- **WHAT YOU WILL DO**:
Reproduce every line, starting at the one that contains "Give me the" and ending at the last line of the data, exactly as it stands; pictures are omitted.

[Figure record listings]
* * *

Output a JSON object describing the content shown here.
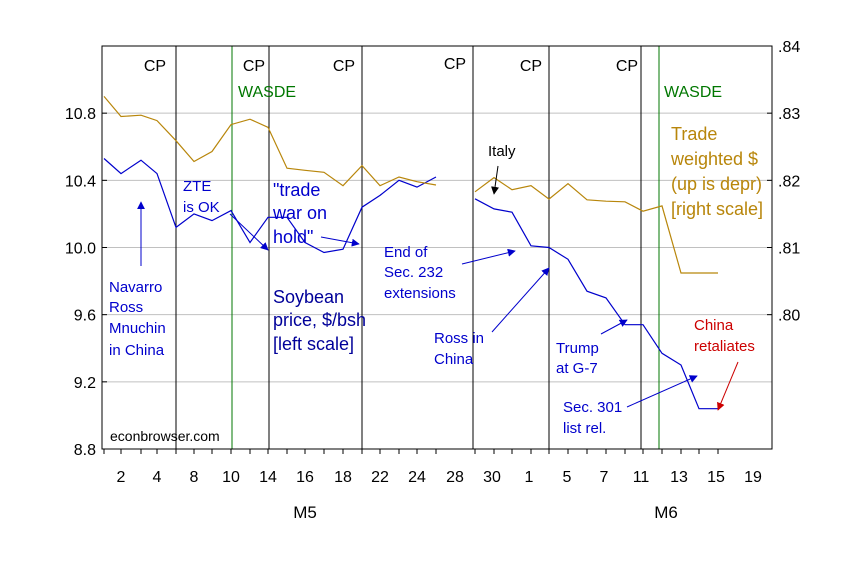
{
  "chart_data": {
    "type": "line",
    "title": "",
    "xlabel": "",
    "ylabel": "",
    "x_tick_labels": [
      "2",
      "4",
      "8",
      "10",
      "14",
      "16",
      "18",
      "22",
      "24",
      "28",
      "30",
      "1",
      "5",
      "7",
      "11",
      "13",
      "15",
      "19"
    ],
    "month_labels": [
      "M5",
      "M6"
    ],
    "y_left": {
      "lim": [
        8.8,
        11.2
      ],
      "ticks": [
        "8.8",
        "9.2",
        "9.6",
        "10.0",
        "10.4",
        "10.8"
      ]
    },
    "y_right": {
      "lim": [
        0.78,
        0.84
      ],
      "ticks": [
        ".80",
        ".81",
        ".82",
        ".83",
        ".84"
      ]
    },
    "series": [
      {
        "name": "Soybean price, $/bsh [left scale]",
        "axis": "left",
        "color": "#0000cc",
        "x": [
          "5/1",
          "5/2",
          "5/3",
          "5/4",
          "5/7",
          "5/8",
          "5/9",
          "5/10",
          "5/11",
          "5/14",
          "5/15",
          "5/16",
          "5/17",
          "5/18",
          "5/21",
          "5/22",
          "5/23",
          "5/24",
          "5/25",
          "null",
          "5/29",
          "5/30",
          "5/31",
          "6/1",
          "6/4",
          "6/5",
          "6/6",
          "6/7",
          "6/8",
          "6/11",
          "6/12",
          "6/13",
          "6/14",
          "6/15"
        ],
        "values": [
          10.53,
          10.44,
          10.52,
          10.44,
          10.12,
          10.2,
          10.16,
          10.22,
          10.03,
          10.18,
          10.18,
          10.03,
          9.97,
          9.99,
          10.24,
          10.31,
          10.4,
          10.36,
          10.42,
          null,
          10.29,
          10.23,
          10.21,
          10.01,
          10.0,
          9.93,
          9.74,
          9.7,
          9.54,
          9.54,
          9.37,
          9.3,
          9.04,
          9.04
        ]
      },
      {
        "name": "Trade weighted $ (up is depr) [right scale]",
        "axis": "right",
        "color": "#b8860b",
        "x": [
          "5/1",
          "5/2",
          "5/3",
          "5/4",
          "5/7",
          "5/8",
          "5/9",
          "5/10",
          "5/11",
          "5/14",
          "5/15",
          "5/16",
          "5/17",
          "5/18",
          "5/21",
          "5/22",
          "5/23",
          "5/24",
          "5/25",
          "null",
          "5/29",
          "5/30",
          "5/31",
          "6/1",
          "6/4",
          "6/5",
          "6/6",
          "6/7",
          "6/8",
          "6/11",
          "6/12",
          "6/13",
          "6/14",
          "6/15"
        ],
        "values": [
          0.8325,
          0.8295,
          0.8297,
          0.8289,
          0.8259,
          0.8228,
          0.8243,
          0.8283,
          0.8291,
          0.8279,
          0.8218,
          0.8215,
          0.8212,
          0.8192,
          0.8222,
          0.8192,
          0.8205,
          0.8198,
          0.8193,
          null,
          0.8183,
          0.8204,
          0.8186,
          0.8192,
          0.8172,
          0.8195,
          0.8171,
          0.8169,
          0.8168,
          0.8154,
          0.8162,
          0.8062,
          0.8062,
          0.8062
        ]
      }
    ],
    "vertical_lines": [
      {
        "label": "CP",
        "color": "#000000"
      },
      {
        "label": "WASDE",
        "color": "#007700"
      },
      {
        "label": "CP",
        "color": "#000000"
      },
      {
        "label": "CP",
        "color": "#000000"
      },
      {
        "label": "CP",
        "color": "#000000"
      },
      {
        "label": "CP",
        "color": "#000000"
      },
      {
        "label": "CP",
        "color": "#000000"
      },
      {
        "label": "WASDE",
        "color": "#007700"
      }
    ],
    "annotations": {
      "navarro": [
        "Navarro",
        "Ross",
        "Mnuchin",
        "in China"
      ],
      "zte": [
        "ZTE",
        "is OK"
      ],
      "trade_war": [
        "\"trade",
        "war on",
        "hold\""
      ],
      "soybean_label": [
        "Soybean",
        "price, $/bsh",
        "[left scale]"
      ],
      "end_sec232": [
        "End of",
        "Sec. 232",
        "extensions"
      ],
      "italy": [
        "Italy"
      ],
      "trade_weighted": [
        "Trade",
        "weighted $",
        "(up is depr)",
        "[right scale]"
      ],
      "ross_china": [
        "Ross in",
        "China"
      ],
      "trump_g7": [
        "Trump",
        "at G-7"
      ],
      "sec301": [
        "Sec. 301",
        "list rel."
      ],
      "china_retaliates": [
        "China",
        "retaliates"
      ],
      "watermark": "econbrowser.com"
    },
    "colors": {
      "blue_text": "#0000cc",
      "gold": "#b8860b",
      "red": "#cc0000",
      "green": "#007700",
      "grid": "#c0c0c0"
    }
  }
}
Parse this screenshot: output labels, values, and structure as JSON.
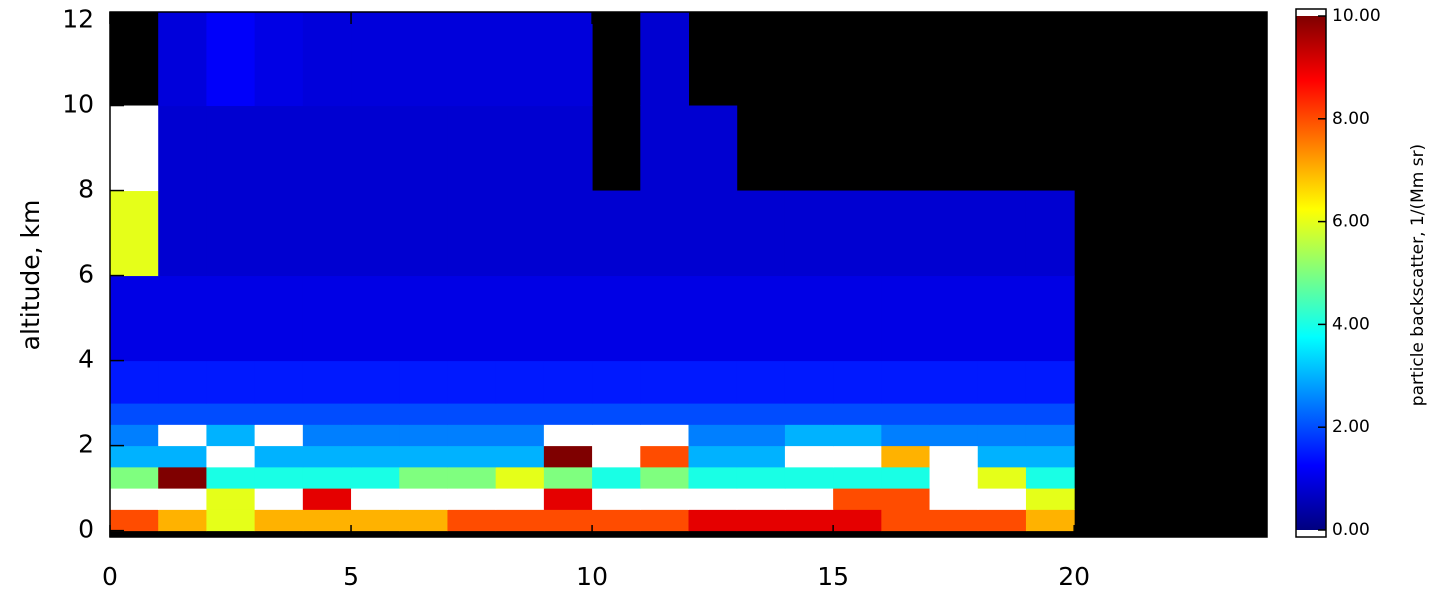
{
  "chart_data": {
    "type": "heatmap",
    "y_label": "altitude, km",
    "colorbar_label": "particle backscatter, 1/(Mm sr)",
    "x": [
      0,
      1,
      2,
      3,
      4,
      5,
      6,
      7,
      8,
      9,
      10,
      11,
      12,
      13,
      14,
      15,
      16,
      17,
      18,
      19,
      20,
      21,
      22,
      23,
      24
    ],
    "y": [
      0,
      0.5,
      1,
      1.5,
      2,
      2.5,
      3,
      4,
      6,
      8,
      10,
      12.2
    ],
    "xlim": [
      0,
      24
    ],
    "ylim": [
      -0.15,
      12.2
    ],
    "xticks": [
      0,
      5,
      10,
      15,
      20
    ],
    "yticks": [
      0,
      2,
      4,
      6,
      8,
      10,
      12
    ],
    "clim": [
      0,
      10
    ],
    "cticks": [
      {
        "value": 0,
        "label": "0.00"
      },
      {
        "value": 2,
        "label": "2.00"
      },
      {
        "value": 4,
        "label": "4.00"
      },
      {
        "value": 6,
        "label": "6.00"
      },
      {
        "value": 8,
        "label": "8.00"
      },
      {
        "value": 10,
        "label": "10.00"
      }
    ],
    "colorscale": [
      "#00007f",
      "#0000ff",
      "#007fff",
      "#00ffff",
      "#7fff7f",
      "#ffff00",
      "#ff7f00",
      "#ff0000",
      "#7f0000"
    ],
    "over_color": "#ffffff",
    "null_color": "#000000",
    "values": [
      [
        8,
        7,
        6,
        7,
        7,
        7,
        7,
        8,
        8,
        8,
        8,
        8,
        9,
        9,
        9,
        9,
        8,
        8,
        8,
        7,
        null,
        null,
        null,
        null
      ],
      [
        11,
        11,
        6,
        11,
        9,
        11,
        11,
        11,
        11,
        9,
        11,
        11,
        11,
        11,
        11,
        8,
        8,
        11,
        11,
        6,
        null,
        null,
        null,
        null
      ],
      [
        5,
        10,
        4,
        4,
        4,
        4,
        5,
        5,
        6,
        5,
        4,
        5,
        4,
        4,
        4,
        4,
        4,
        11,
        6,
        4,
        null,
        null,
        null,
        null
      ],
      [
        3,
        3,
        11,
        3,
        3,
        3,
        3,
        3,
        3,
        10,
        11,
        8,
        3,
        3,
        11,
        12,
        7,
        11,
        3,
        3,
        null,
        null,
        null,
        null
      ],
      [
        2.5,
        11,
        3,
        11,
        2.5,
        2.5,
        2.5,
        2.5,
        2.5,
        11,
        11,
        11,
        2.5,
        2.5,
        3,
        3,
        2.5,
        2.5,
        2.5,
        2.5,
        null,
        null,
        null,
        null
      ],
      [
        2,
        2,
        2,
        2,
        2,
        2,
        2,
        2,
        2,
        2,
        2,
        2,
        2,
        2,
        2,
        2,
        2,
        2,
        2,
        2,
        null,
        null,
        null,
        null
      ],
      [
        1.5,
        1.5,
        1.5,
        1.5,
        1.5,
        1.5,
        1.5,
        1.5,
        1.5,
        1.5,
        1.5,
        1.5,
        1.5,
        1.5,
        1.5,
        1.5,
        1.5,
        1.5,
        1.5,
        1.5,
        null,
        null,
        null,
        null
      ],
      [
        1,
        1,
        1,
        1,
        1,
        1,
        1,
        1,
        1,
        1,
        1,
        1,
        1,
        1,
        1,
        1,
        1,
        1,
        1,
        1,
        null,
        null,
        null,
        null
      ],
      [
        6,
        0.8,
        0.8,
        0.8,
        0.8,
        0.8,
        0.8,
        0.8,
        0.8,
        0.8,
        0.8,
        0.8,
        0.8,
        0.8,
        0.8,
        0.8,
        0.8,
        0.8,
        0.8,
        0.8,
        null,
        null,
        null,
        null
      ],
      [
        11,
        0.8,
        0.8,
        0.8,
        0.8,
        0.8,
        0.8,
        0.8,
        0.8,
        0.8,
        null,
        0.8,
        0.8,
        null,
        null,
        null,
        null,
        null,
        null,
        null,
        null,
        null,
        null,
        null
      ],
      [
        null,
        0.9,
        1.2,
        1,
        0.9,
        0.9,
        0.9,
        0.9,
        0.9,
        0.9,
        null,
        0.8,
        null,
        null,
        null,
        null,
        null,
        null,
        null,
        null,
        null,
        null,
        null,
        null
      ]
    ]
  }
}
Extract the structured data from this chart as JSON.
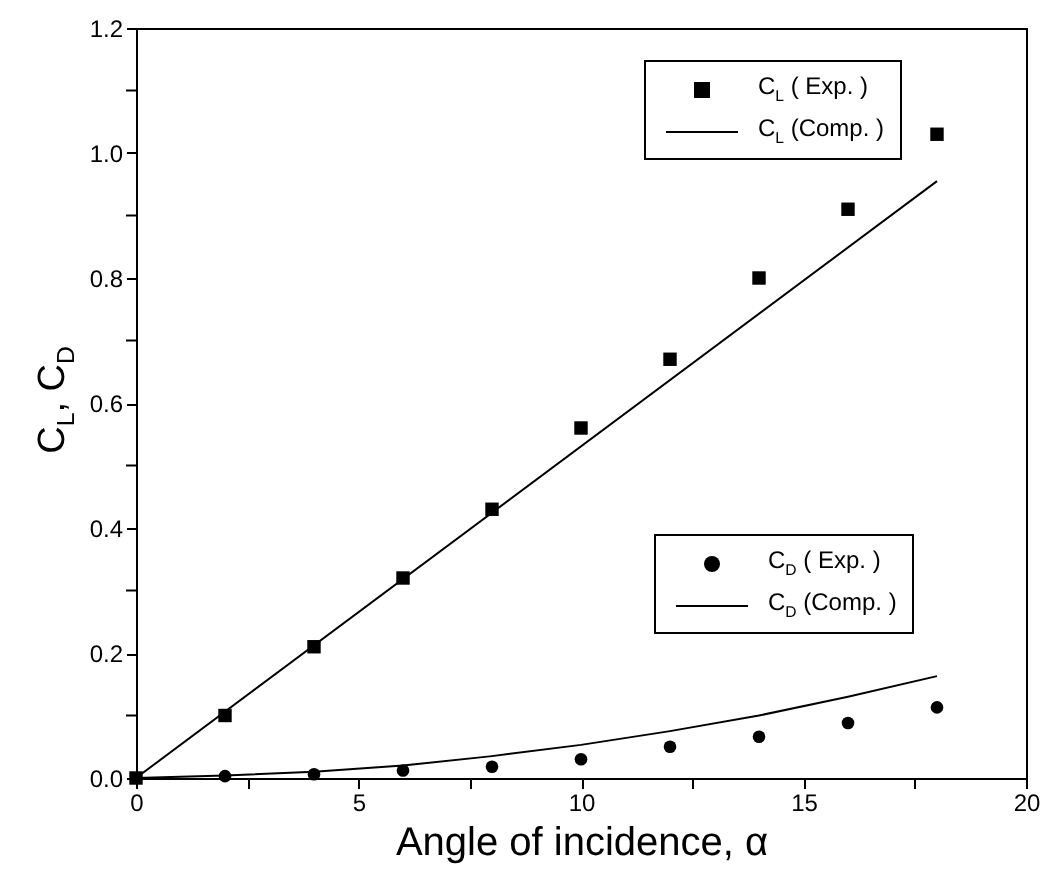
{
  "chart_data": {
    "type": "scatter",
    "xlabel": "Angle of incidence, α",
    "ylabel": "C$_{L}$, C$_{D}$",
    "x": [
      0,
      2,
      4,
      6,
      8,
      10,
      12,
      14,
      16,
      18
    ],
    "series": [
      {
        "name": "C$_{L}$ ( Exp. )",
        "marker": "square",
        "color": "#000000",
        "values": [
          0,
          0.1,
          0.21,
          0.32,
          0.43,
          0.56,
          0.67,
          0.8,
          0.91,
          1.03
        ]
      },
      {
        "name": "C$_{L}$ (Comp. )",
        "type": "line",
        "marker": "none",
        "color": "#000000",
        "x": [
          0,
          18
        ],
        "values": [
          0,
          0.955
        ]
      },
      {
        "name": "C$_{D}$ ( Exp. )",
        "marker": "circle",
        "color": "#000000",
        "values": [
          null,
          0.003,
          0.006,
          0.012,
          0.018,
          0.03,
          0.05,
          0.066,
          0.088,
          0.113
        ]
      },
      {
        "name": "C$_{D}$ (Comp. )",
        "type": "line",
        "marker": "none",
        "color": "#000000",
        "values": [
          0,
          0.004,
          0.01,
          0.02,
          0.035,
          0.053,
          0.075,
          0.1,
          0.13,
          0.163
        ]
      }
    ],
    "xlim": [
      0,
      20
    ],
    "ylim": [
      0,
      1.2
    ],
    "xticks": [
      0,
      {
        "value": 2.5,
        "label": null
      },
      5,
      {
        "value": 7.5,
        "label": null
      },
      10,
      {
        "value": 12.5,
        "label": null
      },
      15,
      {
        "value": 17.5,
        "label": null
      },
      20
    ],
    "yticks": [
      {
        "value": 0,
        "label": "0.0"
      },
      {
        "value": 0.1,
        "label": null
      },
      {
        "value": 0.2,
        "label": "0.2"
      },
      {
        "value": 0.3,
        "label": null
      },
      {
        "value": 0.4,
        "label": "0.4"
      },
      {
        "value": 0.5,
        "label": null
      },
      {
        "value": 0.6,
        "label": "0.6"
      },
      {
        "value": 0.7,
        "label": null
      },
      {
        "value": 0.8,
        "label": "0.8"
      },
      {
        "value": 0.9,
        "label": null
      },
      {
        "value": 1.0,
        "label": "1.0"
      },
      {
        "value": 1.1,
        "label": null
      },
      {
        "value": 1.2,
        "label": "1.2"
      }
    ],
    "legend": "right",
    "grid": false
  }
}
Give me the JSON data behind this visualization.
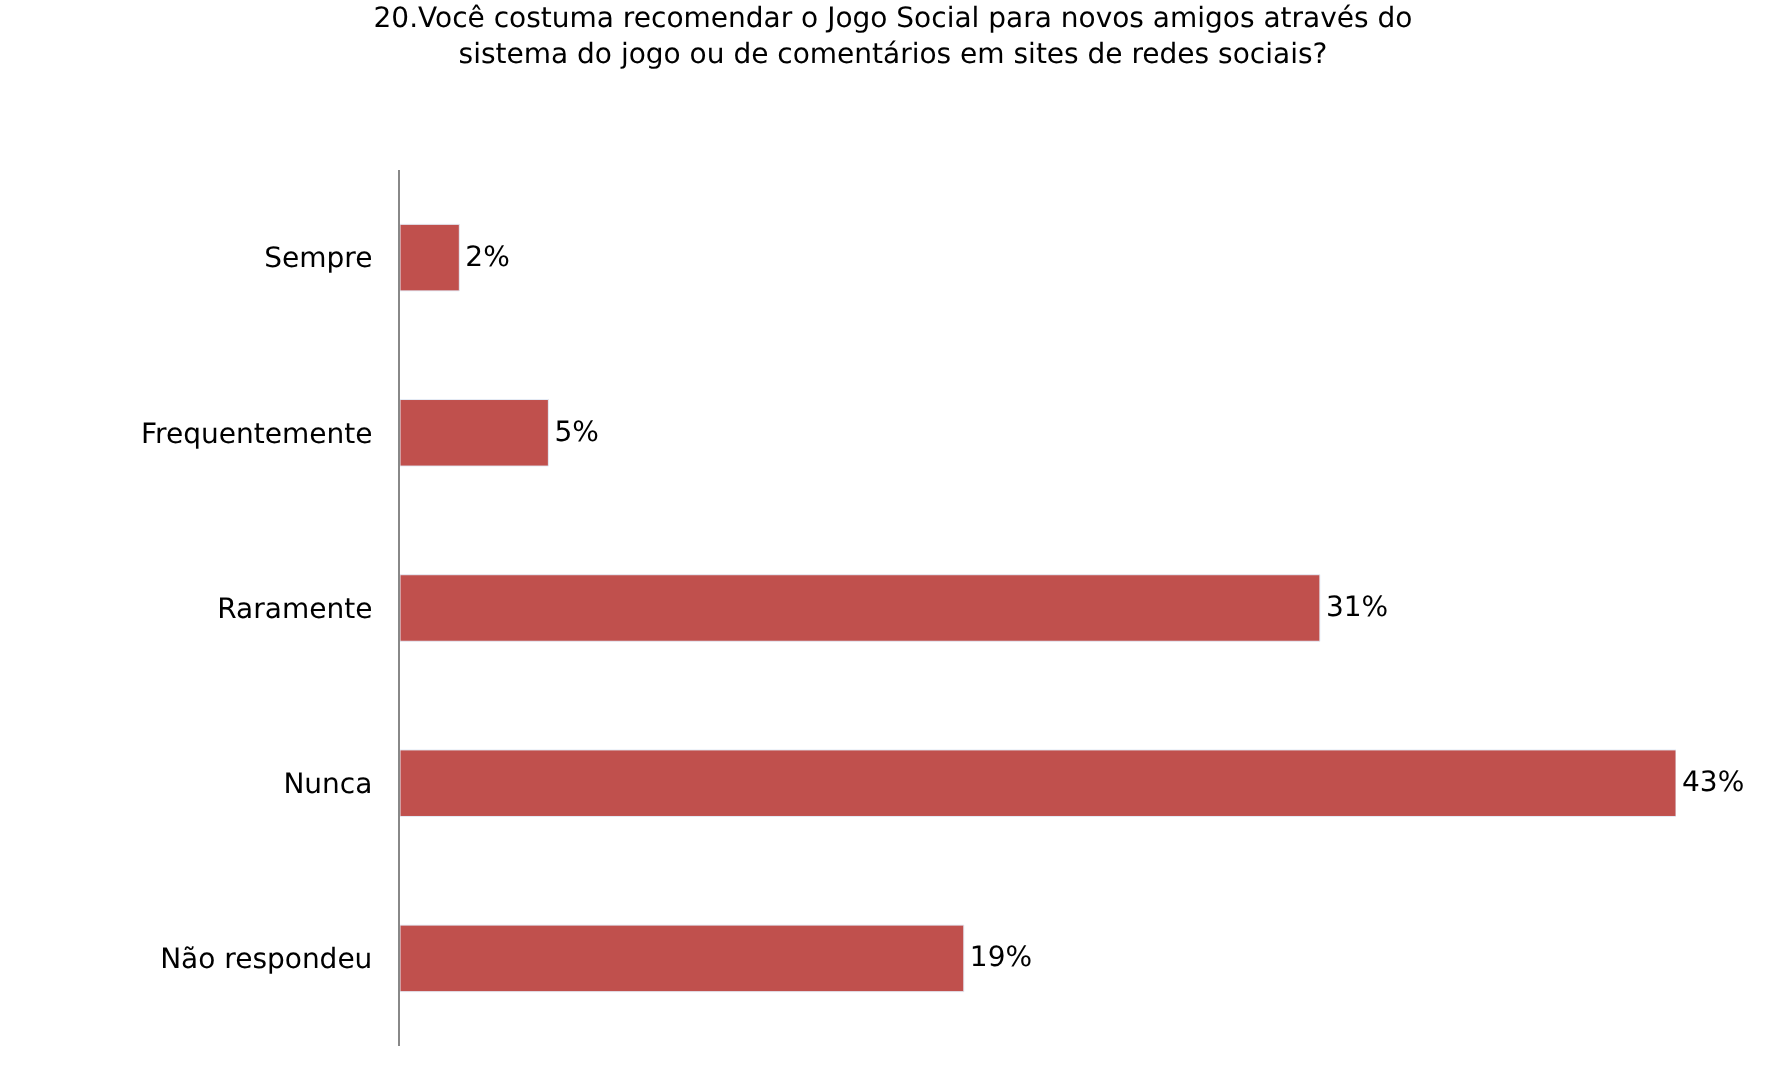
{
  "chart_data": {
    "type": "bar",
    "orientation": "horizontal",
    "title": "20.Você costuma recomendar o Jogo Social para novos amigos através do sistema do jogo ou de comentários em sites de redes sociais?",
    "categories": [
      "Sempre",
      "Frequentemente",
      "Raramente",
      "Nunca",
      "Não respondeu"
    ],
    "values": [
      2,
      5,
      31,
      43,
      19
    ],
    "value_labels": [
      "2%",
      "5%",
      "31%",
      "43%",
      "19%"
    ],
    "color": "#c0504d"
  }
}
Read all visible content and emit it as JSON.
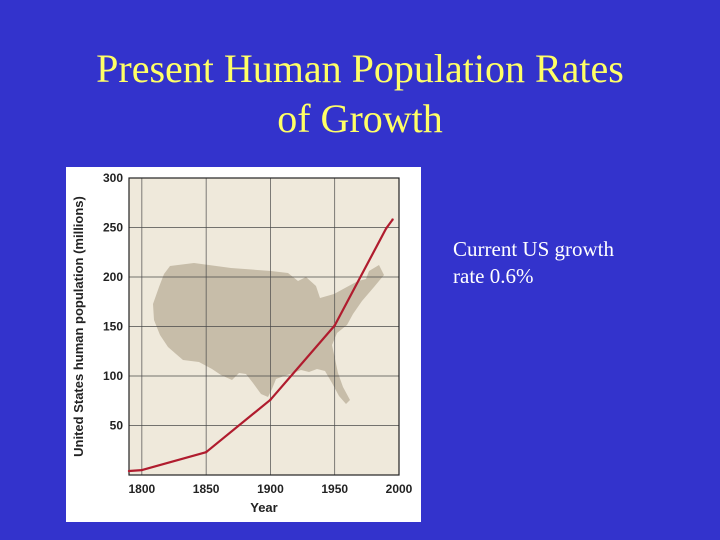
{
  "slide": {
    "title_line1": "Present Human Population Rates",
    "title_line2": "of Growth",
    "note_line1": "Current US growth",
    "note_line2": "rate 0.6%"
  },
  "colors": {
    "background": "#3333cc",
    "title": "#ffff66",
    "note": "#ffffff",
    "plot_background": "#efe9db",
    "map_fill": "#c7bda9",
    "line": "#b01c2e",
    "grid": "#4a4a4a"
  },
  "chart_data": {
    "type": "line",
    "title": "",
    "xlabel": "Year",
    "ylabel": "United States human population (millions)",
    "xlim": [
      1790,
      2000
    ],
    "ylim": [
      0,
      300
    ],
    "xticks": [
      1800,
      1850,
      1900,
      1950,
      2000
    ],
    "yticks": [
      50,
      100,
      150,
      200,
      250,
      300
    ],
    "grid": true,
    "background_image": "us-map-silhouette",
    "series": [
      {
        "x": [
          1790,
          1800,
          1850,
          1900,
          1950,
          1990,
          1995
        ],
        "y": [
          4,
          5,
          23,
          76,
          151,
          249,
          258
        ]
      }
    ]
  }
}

* * *

- **CORRECT OUTPUT**:
Give me the JSON data behind this visualization.
{
  "chart_data": {
    "type": "bar",
    "orientation": "horizontal",
    "title": "20.Você costuma recomendar o Jogo Social para novos amigos através do sistema do jogo ou de comentários em sites de redes sociais?",
    "categories": [
      "Sempre",
      "Frequentemente",
      "Raramente",
      "Nunca",
      "Não respondeu"
    ],
    "values": [
      2,
      5,
      31,
      43,
      19
    ],
    "value_labels": [
      "2%",
      "5%",
      "31%",
      "43%",
      "19%"
    ],
    "color": "#c0504d"
  }
}
Read all visible content and emit it as JSON.
{
  "slide": {
    "title_line1": "Present Human Population Rates",
    "title_line2": "of Growth",
    "note_line1": "Current US growth",
    "note_line2": "rate 0.6%"
  },
  "colors": {
    "background": "#3333cc",
    "title": "#ffff66",
    "note": "#ffffff",
    "plot_background": "#efe9db",
    "map_fill": "#c7bda9",
    "line": "#b01c2e",
    "grid": "#4a4a4a"
  },
  "chart_data": {
    "type": "line",
    "title": "",
    "xlabel": "Year",
    "ylabel": "United States human population (millions)",
    "xlim": [
      1790,
      2000
    ],
    "ylim": [
      0,
      300
    ],
    "xticks": [
      1800,
      1850,
      1900,
      1950,
      2000
    ],
    "yticks": [
      50,
      100,
      150,
      200,
      250,
      300
    ],
    "grid": true,
    "background_image": "us-map-silhouette",
    "series": [
      {
        "x": [
          1790,
          1800,
          1850,
          1900,
          1950,
          1990,
          1995
        ],
        "y": [
          4,
          5,
          23,
          76,
          151,
          249,
          258
        ]
      }
    ]
  }
}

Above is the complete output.